Find the word "take" in the listing; pull out each line holding it.

::::::::::

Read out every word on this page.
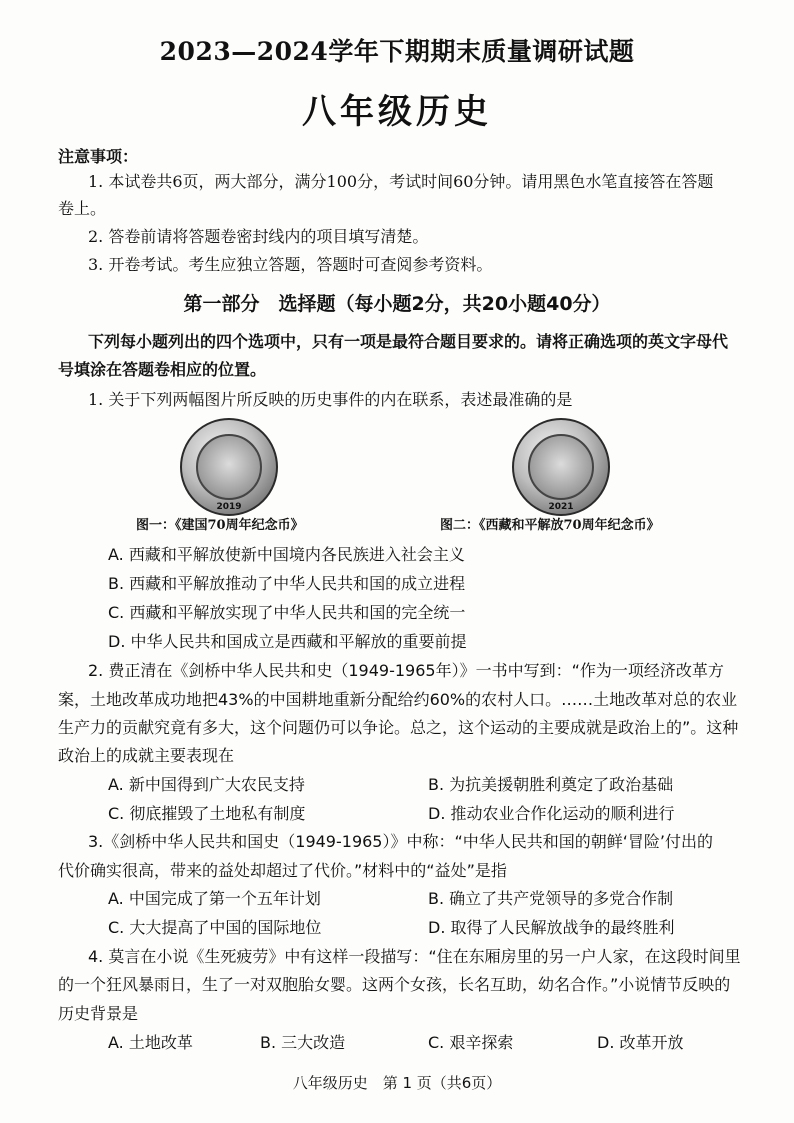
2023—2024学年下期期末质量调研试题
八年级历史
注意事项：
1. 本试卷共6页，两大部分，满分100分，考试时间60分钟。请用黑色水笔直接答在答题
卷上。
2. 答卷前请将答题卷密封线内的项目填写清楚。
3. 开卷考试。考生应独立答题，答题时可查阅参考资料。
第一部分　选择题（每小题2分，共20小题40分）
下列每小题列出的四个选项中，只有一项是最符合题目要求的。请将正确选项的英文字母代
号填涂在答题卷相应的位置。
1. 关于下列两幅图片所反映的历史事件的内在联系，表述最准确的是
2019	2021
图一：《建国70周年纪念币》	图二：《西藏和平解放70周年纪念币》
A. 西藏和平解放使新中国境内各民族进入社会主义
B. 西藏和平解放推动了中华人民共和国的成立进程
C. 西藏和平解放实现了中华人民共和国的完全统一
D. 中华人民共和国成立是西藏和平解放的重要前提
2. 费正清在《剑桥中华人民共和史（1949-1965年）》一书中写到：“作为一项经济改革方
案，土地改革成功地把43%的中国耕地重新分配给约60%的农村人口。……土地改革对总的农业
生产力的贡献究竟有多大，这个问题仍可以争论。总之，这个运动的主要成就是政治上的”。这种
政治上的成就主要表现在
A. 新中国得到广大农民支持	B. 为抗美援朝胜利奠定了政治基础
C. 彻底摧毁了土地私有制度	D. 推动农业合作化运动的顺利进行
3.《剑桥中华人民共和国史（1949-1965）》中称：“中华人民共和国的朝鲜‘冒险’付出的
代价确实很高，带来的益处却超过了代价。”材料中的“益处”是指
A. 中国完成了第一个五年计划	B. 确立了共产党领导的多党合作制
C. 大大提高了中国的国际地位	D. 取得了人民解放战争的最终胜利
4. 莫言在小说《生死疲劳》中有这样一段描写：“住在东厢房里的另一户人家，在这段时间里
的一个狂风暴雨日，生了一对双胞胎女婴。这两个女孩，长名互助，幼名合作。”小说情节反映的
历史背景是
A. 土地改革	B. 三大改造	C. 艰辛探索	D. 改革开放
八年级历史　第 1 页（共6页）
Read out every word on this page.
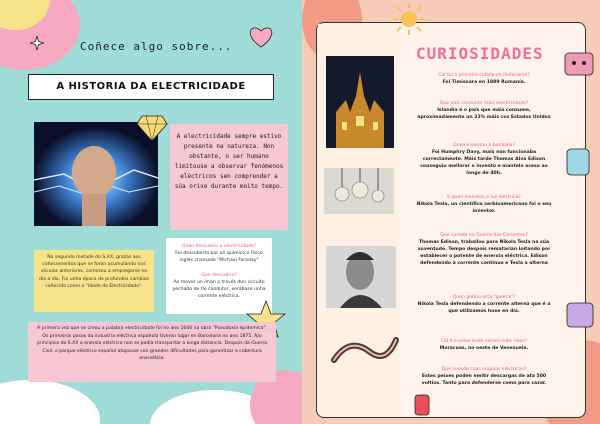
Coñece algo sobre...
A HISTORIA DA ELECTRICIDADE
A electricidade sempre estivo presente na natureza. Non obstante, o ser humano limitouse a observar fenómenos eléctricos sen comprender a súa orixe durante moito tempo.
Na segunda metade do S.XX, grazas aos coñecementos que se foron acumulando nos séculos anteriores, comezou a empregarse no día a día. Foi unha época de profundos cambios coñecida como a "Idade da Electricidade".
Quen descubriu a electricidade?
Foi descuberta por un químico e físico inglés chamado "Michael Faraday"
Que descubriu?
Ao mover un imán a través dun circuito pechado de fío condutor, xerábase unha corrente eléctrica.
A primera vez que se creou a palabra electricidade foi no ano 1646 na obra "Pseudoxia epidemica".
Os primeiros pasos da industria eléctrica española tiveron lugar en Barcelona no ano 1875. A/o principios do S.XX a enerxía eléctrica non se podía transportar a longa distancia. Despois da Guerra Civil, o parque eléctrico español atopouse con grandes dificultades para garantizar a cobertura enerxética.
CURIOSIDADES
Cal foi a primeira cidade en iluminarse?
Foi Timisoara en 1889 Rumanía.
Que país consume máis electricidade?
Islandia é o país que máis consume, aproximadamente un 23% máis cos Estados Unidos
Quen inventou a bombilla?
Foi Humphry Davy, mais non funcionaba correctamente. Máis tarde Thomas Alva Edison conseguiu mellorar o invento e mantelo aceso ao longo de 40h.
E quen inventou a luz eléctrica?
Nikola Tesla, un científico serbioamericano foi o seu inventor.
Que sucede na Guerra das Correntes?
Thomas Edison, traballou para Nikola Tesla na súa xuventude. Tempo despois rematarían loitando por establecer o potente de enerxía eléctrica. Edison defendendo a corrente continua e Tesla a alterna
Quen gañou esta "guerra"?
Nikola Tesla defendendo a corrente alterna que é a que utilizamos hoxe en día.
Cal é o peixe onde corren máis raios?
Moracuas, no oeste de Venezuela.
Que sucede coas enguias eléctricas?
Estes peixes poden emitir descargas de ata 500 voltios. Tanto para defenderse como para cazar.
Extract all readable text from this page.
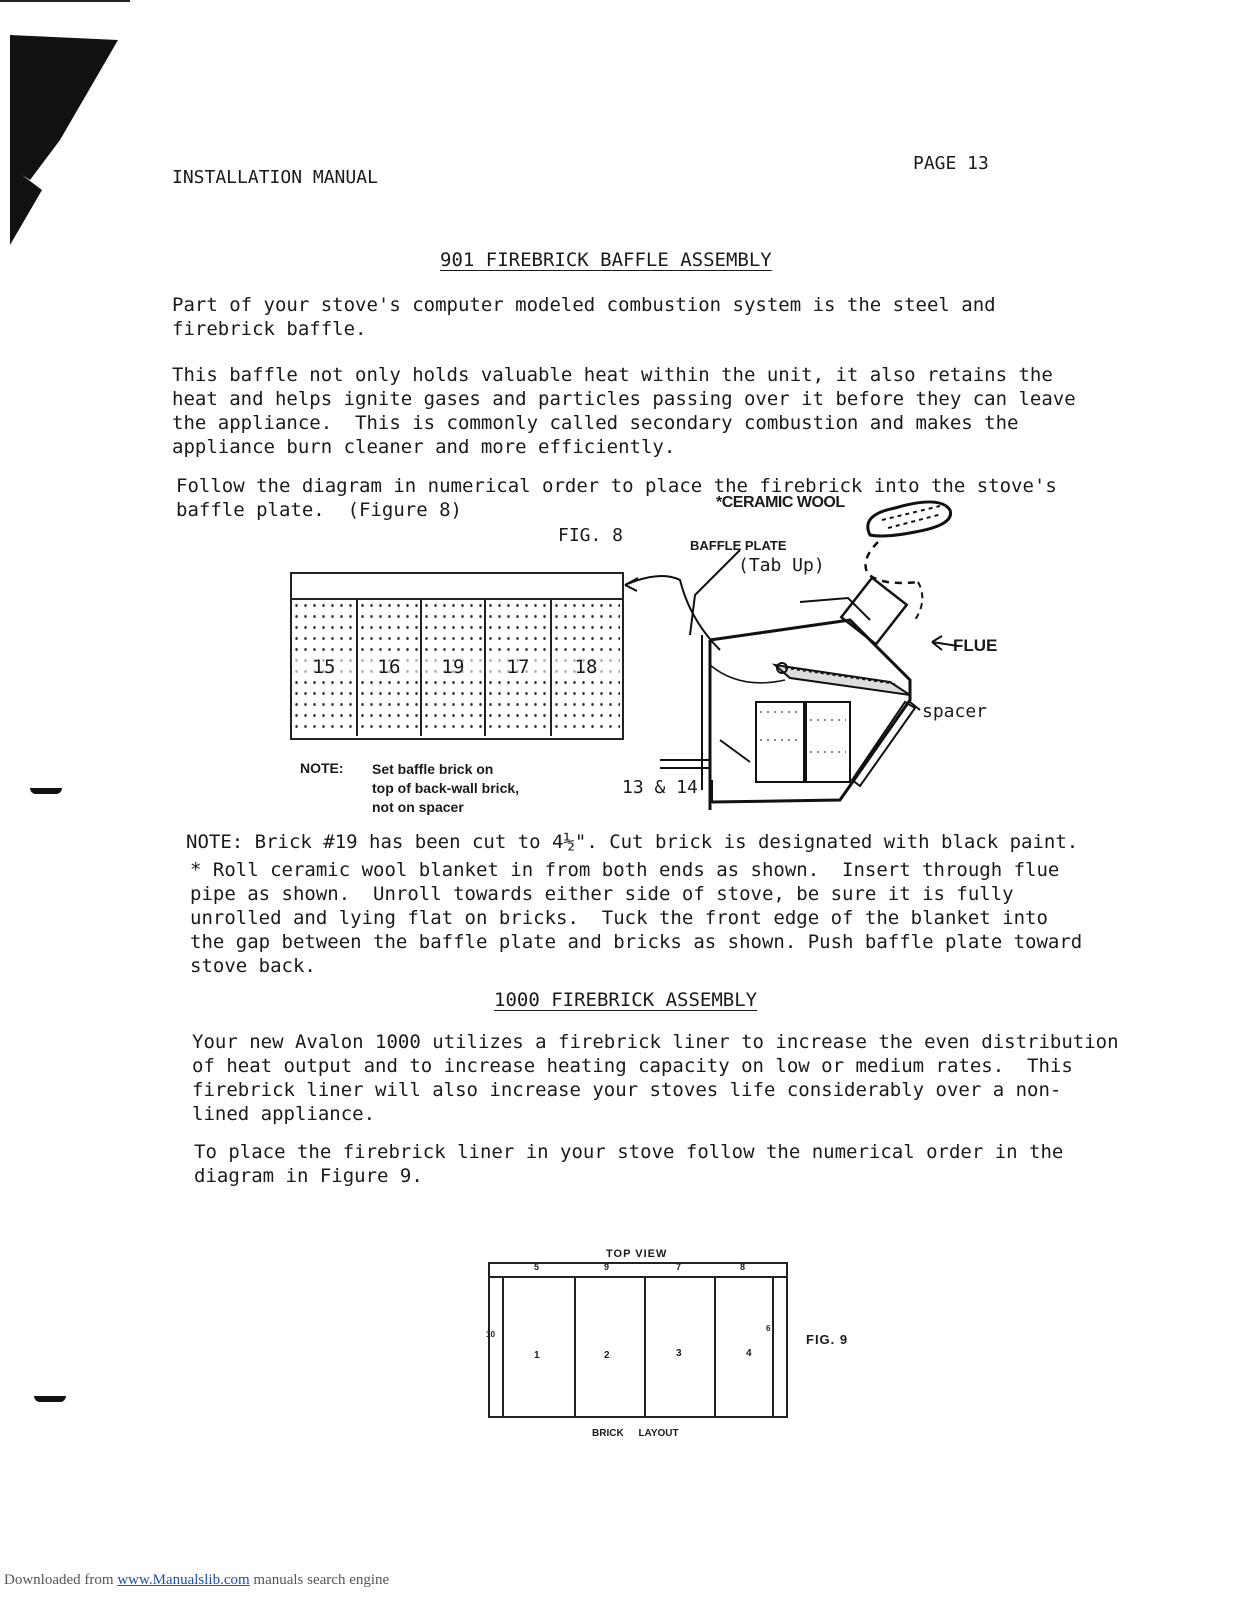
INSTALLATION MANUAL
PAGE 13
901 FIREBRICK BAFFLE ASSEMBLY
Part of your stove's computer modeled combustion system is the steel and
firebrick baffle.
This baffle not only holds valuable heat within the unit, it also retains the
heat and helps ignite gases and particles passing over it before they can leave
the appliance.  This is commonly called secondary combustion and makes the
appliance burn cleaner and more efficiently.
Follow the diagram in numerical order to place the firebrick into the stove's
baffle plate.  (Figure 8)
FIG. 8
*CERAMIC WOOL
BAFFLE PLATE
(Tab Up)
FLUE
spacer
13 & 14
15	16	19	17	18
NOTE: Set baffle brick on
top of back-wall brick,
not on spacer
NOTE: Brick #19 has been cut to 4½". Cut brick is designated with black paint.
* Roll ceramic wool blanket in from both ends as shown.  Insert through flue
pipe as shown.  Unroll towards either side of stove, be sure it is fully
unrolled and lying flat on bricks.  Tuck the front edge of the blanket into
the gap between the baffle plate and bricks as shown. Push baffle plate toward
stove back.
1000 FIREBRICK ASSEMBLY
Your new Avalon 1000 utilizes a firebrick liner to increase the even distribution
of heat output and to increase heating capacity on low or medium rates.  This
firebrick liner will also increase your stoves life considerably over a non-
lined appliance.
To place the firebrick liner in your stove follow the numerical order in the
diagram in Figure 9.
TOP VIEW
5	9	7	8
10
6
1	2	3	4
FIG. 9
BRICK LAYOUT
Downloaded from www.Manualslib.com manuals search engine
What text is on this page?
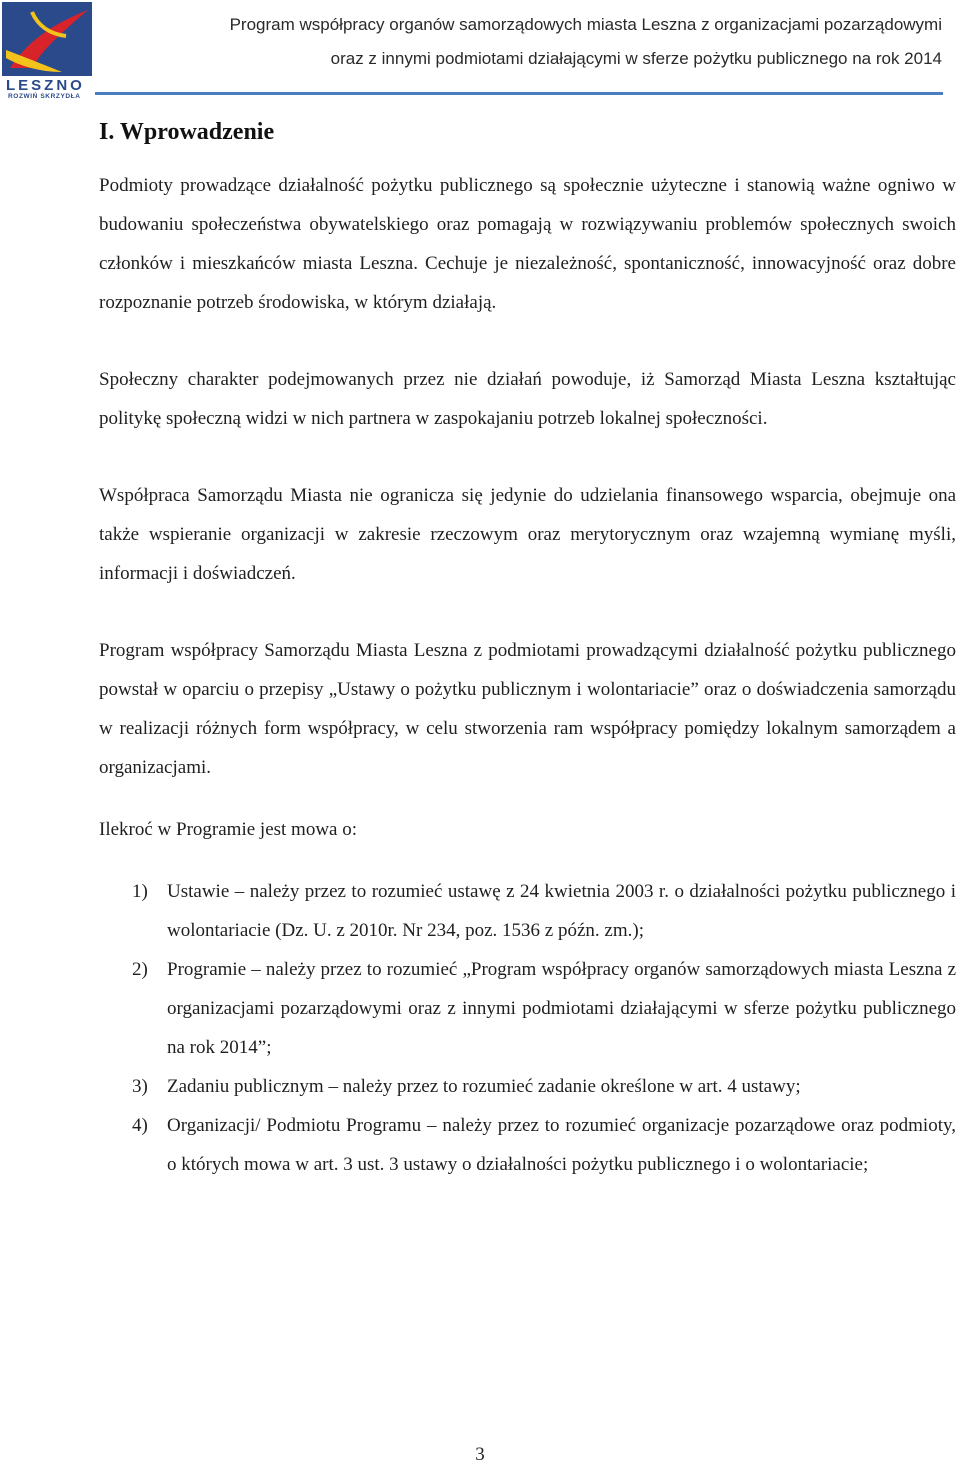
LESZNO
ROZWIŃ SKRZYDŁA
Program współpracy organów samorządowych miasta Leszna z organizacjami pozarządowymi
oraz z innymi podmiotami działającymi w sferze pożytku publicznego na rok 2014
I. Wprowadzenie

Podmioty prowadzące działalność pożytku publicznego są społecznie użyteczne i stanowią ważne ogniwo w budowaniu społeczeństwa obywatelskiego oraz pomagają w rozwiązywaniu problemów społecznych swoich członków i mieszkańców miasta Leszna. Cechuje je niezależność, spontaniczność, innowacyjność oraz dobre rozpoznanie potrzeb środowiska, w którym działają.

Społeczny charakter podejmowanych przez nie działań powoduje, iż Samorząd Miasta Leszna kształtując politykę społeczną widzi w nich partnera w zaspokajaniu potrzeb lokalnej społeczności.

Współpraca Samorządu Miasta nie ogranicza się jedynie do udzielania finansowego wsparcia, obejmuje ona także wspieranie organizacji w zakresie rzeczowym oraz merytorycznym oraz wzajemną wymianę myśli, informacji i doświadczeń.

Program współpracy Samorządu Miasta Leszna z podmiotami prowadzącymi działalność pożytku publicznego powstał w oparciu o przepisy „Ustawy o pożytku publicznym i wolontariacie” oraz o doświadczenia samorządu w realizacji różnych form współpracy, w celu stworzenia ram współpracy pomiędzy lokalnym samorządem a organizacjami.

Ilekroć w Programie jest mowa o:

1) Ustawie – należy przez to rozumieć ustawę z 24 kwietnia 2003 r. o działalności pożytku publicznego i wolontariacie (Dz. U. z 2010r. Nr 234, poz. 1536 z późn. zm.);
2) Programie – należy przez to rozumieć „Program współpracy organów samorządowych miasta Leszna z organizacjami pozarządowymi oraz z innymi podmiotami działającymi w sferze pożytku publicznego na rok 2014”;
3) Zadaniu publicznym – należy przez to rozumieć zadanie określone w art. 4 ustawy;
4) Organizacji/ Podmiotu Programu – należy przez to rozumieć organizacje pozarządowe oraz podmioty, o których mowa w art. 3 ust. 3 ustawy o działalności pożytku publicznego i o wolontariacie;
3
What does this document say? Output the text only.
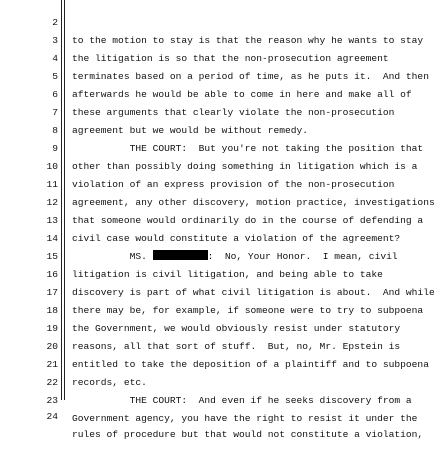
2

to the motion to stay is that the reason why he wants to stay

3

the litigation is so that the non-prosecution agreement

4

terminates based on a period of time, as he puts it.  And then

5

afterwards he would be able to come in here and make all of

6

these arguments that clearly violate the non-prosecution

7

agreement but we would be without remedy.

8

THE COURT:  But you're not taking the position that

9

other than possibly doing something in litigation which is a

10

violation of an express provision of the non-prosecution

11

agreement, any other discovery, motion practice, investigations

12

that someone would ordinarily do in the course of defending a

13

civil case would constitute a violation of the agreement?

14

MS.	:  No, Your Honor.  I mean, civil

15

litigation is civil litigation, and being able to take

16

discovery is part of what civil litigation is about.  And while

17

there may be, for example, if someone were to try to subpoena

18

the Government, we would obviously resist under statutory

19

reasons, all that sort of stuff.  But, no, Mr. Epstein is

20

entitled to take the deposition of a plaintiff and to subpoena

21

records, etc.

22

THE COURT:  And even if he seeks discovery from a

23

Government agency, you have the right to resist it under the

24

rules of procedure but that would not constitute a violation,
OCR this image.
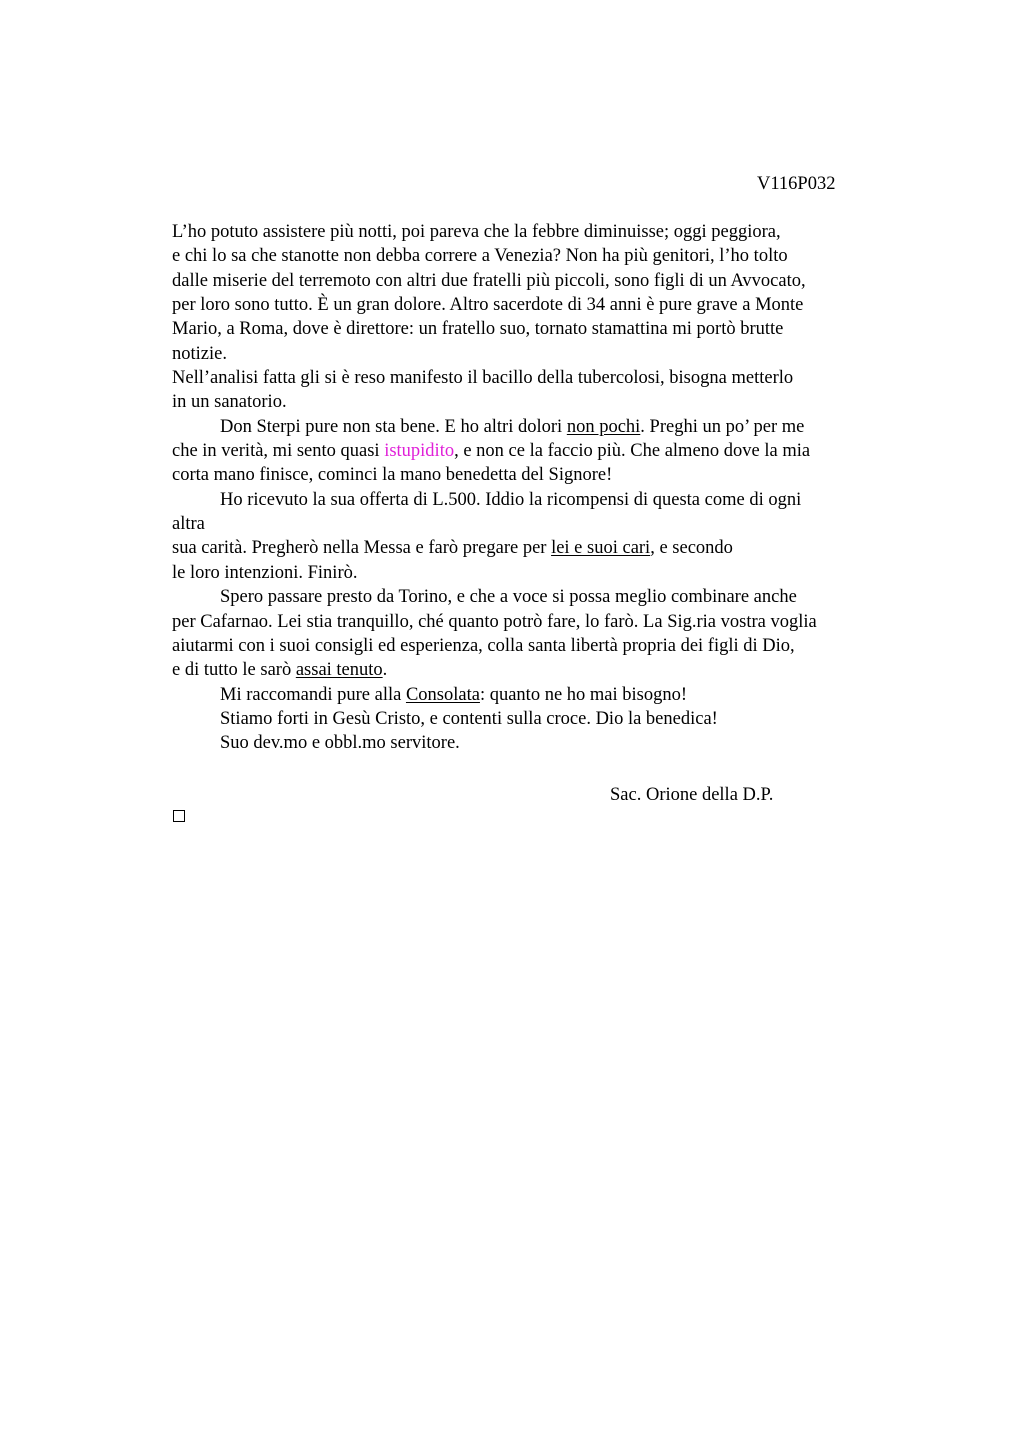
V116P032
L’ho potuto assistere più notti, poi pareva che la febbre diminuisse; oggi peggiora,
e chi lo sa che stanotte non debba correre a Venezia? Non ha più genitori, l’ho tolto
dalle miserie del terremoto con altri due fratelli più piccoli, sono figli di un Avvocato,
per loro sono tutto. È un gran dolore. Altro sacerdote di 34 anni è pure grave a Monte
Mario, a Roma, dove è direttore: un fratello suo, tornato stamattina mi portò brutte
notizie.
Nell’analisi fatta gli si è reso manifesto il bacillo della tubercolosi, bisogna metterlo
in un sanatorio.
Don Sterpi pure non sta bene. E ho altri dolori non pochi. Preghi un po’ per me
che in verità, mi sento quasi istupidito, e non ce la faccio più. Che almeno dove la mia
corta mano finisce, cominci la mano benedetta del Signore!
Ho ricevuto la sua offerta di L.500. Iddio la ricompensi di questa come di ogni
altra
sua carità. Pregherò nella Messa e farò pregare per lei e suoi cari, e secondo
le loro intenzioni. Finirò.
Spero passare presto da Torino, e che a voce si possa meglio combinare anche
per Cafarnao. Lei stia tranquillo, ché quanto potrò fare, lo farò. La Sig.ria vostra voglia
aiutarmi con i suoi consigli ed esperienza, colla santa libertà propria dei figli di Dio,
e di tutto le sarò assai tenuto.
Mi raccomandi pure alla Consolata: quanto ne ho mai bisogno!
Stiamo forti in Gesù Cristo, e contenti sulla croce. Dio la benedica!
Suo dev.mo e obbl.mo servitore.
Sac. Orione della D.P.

::::::::::

Expected answer =
litigation is civil litigation, and being able to take
entitled to take the deposition of a plaintiff and to subpoena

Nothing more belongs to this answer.